> **EXTRACTED RECORDS**
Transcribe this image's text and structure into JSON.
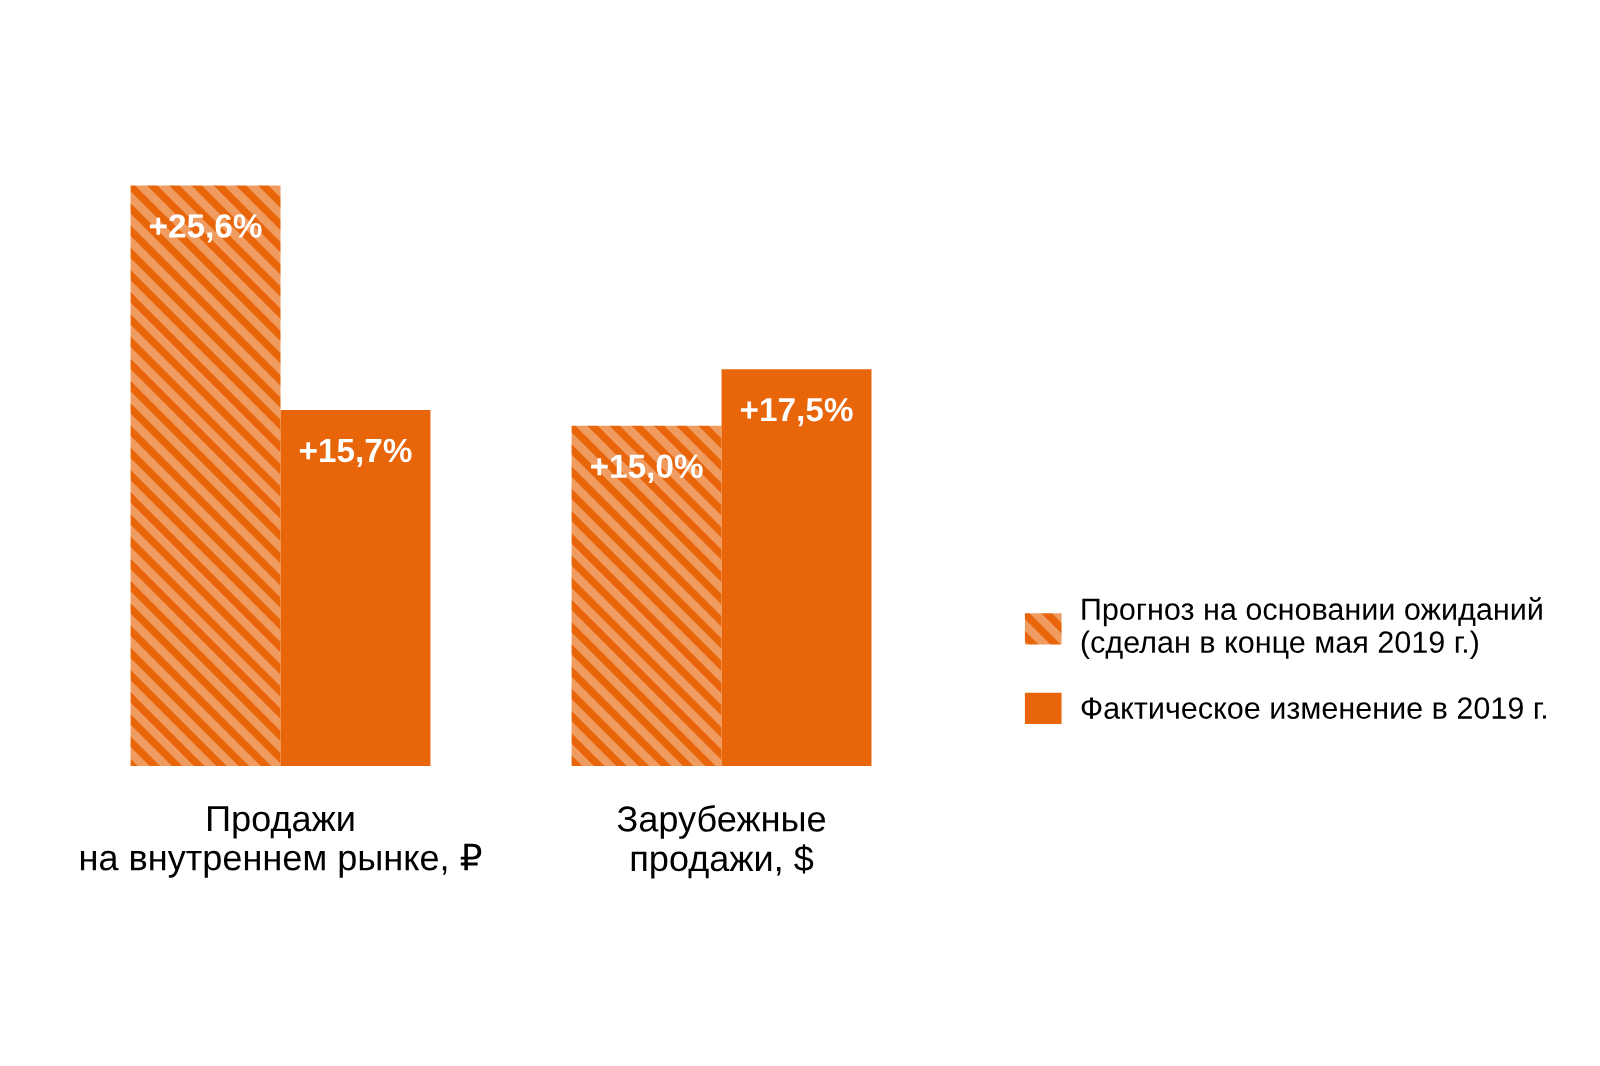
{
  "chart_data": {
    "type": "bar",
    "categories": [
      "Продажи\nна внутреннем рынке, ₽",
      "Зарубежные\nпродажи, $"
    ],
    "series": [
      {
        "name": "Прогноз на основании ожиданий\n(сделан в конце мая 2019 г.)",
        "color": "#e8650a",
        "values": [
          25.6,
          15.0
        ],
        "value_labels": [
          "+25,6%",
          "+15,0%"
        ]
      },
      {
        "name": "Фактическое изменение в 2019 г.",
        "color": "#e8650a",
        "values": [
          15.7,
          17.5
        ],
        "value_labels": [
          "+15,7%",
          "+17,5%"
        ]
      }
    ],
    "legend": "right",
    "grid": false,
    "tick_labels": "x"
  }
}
...
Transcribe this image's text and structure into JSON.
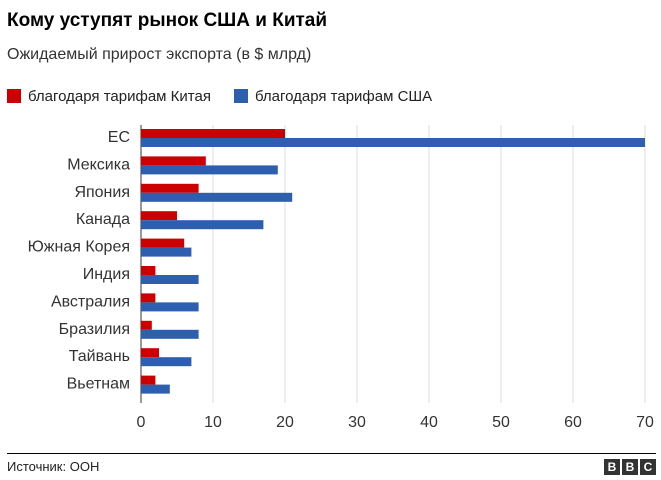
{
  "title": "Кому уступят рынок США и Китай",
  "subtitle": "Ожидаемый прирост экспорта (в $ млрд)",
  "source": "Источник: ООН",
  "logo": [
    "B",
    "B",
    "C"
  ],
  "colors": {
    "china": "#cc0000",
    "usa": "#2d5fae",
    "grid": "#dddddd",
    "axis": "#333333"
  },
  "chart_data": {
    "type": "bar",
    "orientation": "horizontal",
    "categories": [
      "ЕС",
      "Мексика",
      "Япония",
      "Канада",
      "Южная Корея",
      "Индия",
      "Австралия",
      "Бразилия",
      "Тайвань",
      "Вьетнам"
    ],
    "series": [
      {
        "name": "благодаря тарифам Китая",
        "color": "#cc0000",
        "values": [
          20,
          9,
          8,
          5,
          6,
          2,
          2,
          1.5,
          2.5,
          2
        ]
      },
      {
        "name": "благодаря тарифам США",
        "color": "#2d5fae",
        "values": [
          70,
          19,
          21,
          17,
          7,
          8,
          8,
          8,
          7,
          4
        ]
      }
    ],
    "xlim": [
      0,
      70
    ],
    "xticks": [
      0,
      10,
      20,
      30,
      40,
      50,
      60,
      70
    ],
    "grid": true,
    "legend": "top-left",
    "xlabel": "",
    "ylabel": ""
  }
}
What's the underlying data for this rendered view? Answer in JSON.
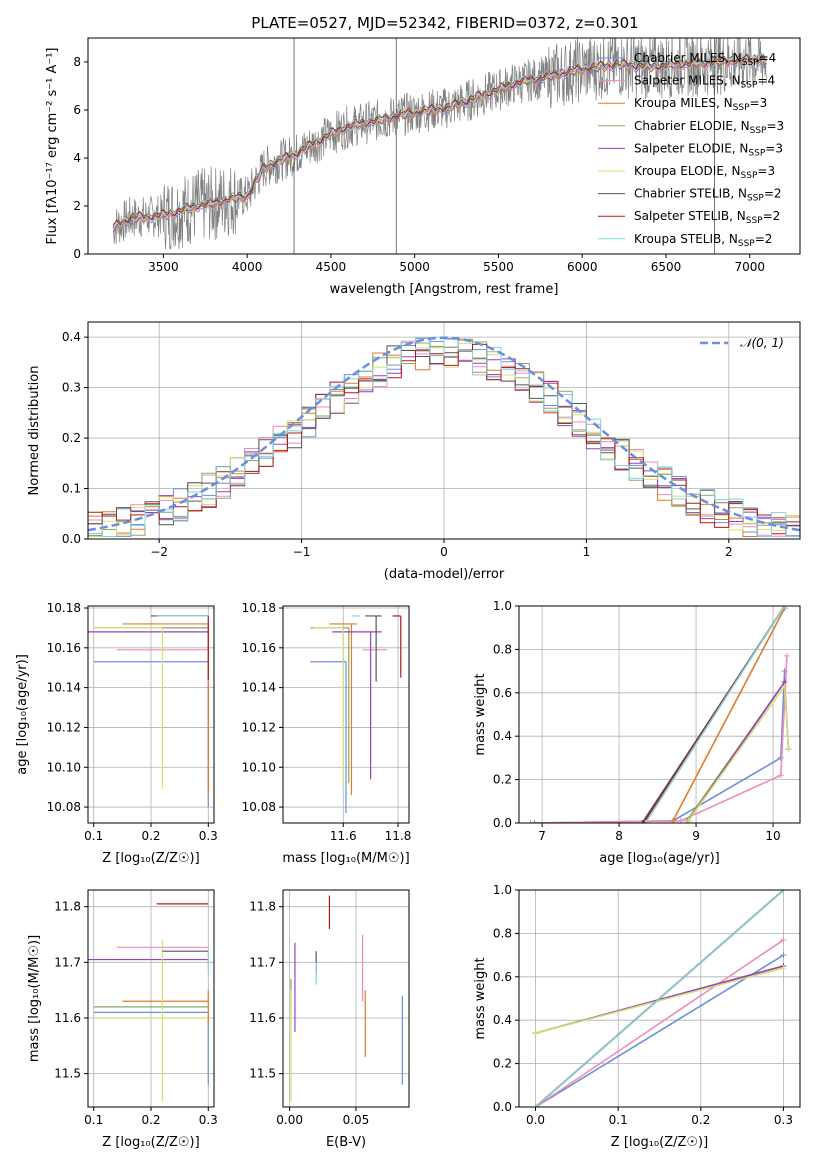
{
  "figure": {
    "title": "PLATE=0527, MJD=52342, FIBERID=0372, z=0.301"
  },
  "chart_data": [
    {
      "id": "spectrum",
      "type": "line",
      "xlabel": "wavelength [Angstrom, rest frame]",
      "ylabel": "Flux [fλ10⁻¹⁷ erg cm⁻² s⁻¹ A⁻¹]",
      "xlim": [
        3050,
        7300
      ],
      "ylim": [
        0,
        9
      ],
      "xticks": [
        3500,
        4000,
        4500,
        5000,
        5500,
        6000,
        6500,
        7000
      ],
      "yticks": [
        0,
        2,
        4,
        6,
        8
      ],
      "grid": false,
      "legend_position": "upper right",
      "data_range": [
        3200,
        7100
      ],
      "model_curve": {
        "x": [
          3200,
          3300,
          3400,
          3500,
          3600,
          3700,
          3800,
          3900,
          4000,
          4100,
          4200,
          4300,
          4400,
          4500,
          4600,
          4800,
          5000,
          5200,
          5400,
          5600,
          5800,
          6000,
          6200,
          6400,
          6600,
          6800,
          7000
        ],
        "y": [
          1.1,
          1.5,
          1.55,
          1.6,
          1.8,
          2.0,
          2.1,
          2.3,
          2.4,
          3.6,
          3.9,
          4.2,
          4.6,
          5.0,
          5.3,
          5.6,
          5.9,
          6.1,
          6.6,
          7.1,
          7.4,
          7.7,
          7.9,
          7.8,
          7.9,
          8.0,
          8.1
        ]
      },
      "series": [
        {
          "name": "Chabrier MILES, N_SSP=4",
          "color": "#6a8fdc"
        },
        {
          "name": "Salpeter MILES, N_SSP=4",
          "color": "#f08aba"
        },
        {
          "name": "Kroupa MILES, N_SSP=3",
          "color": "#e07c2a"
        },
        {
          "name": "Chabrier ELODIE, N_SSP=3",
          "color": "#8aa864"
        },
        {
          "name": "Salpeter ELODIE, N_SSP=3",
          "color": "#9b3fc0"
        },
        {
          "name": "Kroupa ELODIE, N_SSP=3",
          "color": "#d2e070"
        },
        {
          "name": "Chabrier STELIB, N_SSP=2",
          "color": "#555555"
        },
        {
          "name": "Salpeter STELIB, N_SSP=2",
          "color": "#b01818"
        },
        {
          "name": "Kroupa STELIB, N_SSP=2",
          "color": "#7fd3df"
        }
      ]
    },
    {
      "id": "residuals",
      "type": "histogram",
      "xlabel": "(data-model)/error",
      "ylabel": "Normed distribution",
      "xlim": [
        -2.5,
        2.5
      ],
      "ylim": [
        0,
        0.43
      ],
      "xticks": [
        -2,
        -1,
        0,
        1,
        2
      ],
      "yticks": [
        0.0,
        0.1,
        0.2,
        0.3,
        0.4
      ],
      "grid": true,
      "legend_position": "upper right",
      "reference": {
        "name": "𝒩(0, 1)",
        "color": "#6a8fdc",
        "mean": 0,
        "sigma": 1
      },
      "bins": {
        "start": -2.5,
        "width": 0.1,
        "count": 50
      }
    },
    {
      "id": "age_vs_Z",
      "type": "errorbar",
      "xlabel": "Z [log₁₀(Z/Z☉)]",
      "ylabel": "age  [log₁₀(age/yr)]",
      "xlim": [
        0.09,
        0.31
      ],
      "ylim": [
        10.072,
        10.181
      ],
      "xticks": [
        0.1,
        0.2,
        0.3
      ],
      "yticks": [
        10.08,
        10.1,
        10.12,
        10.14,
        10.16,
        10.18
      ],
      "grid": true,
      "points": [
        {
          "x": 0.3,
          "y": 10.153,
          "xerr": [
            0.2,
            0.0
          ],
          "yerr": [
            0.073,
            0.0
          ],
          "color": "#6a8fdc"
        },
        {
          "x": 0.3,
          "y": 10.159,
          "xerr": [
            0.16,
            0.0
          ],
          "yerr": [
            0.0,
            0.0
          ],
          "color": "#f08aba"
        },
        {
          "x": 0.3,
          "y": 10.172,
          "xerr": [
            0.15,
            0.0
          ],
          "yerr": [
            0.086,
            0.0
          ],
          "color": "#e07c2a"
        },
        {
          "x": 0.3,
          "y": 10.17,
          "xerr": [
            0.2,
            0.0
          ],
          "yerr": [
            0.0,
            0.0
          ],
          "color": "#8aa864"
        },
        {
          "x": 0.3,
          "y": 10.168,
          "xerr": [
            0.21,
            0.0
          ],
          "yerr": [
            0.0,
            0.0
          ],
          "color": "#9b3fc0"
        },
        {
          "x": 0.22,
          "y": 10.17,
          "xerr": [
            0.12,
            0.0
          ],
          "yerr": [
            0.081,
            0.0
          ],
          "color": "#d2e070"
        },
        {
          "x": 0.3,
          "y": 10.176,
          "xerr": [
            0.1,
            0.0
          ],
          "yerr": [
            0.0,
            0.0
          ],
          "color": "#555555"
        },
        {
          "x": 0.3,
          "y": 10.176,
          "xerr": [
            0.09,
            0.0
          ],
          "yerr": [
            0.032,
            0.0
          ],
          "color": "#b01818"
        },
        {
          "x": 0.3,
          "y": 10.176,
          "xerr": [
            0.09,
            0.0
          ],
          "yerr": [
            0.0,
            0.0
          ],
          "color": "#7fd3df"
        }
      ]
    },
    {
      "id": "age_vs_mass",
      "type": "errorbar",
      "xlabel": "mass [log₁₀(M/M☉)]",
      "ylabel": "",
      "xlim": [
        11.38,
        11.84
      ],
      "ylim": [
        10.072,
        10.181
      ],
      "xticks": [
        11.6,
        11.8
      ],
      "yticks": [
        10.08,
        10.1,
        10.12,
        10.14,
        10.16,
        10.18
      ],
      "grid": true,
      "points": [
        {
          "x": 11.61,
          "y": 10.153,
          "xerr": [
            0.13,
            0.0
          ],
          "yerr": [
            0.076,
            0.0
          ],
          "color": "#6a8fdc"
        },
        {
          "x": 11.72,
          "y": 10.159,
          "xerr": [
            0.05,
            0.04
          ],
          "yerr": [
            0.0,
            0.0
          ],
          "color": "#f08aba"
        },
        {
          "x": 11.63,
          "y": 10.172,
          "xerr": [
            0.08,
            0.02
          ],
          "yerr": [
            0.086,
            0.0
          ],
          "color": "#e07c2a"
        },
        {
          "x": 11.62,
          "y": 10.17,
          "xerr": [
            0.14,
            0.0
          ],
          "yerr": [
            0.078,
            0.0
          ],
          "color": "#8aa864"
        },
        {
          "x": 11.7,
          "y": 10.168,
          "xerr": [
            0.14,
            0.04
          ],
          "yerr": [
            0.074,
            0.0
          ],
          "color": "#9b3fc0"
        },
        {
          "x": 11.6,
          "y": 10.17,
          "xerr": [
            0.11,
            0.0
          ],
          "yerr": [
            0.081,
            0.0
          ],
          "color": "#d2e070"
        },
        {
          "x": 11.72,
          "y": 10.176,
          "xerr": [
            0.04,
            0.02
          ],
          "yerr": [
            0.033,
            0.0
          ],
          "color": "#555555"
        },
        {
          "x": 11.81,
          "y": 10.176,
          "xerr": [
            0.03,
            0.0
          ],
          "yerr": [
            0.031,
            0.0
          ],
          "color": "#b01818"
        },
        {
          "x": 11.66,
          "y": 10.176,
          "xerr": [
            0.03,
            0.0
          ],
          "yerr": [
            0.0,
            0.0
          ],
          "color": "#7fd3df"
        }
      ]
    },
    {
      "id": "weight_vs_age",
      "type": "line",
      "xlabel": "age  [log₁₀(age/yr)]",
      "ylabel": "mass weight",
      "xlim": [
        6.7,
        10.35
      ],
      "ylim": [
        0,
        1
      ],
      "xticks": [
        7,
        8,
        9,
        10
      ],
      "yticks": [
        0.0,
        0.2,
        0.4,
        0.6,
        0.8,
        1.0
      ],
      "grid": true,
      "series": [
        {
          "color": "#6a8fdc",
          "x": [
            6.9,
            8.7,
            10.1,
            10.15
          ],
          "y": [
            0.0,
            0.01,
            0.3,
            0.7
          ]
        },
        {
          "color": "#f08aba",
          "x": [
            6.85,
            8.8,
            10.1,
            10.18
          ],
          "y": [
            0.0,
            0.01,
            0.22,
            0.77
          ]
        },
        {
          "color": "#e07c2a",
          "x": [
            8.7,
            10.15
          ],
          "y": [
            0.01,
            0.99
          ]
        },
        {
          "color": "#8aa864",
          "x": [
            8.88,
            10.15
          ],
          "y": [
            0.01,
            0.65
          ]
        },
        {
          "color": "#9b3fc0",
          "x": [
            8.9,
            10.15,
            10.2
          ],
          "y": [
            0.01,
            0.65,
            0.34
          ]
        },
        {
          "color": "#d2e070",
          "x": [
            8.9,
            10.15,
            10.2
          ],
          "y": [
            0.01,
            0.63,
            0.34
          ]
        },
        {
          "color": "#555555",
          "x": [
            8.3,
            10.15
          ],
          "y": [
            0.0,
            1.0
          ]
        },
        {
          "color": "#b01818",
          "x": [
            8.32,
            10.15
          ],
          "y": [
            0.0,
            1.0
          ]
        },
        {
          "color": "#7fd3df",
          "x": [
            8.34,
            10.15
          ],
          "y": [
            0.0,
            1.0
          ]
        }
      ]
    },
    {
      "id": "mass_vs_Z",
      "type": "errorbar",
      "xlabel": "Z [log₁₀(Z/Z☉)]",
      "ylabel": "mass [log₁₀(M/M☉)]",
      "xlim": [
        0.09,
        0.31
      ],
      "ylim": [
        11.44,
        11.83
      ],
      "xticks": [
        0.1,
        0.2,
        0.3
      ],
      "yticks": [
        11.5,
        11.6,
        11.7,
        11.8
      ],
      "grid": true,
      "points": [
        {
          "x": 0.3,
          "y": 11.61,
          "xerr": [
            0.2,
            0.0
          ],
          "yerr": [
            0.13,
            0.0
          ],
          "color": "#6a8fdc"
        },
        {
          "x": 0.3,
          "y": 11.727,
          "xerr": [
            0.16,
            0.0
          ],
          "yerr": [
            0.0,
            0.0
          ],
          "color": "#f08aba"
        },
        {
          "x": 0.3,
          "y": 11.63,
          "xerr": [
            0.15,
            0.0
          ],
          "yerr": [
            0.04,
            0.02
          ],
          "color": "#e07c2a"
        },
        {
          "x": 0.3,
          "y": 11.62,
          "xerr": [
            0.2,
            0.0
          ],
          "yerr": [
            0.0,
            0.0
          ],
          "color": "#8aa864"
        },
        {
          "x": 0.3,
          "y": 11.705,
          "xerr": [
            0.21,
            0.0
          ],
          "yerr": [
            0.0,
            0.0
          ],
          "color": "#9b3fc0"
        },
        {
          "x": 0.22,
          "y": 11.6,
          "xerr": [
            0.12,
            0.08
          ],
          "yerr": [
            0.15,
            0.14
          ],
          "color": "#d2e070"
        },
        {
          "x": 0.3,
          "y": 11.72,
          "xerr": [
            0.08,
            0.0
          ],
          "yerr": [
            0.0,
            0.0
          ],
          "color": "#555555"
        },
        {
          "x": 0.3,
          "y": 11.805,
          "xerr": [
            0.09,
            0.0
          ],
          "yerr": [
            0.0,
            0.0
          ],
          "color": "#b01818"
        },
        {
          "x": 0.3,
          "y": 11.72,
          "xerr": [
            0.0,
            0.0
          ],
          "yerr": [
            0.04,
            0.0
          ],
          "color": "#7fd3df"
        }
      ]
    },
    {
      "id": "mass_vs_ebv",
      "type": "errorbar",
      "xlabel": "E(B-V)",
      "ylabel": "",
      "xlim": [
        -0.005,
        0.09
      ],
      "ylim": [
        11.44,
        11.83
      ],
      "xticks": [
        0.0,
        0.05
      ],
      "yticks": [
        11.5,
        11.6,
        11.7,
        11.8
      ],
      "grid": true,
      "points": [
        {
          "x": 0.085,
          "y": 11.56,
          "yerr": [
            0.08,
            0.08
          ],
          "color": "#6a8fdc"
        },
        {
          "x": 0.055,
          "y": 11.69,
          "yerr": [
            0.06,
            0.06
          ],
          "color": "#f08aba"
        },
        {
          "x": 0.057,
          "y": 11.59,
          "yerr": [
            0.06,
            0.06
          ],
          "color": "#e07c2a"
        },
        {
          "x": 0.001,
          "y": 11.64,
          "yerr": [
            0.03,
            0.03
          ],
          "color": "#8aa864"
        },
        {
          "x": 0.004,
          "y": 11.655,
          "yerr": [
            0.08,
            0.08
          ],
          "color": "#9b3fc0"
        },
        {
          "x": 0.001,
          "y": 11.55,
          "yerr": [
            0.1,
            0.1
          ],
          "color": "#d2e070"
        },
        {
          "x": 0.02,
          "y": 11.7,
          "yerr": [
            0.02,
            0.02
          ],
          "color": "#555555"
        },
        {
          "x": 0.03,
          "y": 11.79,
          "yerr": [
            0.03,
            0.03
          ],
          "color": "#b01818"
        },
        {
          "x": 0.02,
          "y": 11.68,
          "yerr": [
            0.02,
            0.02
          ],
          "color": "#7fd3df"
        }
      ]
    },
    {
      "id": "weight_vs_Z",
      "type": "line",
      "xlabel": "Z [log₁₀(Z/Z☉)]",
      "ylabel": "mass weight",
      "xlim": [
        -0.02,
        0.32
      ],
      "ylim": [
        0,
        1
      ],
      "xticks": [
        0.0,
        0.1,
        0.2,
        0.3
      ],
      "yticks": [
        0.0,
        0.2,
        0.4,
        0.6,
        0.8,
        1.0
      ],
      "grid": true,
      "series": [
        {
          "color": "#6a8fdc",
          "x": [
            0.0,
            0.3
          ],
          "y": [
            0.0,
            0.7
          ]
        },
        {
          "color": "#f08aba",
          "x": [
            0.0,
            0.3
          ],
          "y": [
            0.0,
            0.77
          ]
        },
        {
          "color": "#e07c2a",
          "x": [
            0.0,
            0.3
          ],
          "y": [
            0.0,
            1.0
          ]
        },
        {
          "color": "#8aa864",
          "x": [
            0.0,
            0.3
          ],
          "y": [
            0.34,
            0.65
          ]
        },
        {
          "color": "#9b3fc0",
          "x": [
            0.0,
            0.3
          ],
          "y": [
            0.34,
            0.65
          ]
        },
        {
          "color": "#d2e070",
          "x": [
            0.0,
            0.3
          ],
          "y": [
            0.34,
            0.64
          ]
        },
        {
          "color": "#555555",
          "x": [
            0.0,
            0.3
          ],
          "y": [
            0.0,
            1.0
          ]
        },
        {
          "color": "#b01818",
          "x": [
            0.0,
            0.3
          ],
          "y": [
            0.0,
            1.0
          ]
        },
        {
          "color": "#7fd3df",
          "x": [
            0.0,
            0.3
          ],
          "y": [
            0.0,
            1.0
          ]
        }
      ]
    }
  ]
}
...
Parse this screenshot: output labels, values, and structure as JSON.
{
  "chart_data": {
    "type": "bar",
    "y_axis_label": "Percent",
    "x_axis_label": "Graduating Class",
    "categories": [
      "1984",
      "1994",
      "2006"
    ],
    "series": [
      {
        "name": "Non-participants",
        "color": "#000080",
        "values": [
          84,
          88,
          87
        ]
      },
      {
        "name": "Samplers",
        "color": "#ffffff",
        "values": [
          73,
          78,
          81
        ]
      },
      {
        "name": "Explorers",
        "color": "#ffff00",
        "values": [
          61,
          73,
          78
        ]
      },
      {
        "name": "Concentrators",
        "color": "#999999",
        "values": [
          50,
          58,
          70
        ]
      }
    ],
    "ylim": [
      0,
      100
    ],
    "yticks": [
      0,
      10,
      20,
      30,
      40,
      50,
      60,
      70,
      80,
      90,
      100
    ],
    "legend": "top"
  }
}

> **JOB**
Only the number is needed here: how many lines of the records contain "ylabel"?

> **COMPLETE RESPONSE**
9